• [INSTRUCTIONS TO FOLLOW]
Each line that follows is to be retyped exactly.

* * *

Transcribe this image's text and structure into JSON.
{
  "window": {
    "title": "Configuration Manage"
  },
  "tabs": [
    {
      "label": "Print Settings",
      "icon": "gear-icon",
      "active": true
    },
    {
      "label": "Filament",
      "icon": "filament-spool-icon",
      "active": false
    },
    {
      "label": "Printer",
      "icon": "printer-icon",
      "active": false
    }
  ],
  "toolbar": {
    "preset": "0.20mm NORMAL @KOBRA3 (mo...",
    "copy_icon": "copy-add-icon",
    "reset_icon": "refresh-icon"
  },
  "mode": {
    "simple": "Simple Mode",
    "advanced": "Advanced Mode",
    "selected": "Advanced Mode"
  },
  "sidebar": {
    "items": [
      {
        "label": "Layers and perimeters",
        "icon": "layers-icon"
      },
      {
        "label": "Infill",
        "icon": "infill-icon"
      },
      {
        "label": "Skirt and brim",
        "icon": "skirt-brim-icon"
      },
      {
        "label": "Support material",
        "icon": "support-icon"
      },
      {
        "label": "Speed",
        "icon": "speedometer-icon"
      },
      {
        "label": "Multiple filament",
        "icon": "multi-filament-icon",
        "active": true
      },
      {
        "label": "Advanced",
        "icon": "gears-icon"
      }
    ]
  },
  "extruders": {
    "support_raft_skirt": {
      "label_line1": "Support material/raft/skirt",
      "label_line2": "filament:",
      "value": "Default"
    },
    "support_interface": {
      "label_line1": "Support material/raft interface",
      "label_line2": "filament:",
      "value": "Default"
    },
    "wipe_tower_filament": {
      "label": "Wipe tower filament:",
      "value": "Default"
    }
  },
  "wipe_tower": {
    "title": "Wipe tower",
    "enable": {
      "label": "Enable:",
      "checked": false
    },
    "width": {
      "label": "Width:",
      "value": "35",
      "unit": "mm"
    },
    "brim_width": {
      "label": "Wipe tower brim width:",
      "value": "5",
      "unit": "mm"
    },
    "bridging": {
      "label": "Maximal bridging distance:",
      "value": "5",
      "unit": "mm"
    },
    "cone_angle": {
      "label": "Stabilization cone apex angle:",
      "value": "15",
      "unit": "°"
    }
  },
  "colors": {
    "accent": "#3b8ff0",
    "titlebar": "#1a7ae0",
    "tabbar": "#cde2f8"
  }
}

* * *

• [SOLUTION TO THIS EXERCISE]
Transcribe this image's text and structure into JSON.
{
  "window": {
    "title": "Configuration Manage"
  },
  "tabs": [
    {
      "label": "Print Settings",
      "icon": "gear-icon",
      "active": true
    },
    {
      "label": "Filament",
      "icon": "filament-spool-icon",
      "active": false
    },
    {
      "label": "Printer",
      "icon": "printer-icon",
      "active": false
    }
  ],
  "toolbar": {
    "preset": "0.20mm NORMAL @KOBRA3 (mo...",
    "copy_icon": "copy-add-icon",
    "reset_icon": "refresh-icon"
  },
  "mode": {
    "simple": "Simple Mode",
    "advanced": "Advanced Mode",
    "selected": "Advanced Mode"
  },
  "sidebar": {
    "items": [
      {
        "label": "Layers and perimeters",
        "icon": "layers-icon"
      },
      {
        "label": "Infill",
        "icon": "infill-icon"
      },
      {
        "label": "Skirt and brim",
        "icon": "skirt-brim-icon"
      },
      {
        "label": "Support material",
        "icon": "support-icon"
      },
      {
        "label": "Speed",
        "icon": "speedometer-icon"
      },
      {
        "label": "Multiple filament",
        "icon": "multi-filament-icon",
        "active": true
      },
      {
        "label": "Advanced",
        "icon": "gears-icon"
      }
    ]
  },
  "extruders": {
    "support_raft_skirt": {
      "label_line1": "Support material/raft/skirt",
      "label_line2": "filament:",
      "value": "Default"
    },
    "support_interface": {
      "label_line1": "Support material/raft interface",
      "label_line2": "filament:",
      "value": "Default"
    },
    "wipe_tower_filament": {
      "label": "Wipe tower filament:",
      "value": "Default"
    }
  },
  "wipe_tower": {
    "title": "Wipe tower",
    "enable": {
      "label": "Enable:",
      "checked": false
    },
    "width": {
      "label": "Width:",
      "value": "35",
      "unit": "mm"
    },
    "brim_width": {
      "label": "Wipe tower brim width:",
      "value": "5",
      "unit": "mm"
    },
    "bridging": {
      "label": "Maximal bridging distance:",
      "value": "5",
      "unit": "mm"
    },
    "cone_angle": {
      "label": "Stabilization cone apex angle:",
      "value": "15",
      "unit": "°"
    }
  },
  "colors": {
    "accent": "#3b8ff0",
    "titlebar": "#1a7ae0",
    "tabbar": "#cde2f8"
  }
}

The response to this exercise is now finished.